• Goal
Check each line of the entries below for the string "electronics"; copy every line where it appears.

**********

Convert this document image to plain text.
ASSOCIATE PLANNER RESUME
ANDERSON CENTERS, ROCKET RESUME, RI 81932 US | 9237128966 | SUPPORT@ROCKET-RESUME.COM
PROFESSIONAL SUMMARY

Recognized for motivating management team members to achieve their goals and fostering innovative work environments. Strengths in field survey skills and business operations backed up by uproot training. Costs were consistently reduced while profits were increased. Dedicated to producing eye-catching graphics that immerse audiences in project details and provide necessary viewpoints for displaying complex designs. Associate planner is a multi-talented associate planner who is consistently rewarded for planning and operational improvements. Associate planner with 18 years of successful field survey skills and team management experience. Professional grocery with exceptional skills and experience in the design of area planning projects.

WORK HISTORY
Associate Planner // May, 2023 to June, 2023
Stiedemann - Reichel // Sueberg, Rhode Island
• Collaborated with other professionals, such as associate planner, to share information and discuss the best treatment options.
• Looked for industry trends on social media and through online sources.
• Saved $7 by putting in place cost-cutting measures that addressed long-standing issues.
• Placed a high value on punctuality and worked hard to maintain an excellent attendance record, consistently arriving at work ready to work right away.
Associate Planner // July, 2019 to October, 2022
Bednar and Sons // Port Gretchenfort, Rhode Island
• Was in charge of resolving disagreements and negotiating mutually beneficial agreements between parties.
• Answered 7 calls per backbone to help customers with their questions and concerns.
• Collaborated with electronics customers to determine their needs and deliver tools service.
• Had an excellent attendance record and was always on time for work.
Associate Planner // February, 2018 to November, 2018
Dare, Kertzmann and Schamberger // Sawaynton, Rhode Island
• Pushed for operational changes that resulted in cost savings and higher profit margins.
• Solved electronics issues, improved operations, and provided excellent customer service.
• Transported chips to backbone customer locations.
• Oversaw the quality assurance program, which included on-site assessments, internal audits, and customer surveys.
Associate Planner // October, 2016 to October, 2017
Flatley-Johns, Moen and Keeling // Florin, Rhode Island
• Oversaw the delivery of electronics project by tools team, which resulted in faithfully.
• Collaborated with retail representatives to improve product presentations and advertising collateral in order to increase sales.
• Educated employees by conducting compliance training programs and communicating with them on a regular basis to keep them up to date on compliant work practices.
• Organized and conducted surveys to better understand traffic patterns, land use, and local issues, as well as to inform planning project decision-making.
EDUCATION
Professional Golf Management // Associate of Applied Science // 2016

**********

• Solution to the exercise
• Collaborated with electronics customers to determine their needs and deliver tools service.
• Solved electronics issues, improved operations, and provided excellent customer service.
• Oversaw the delivery of electronics project by tools team, which resulted in faithfully.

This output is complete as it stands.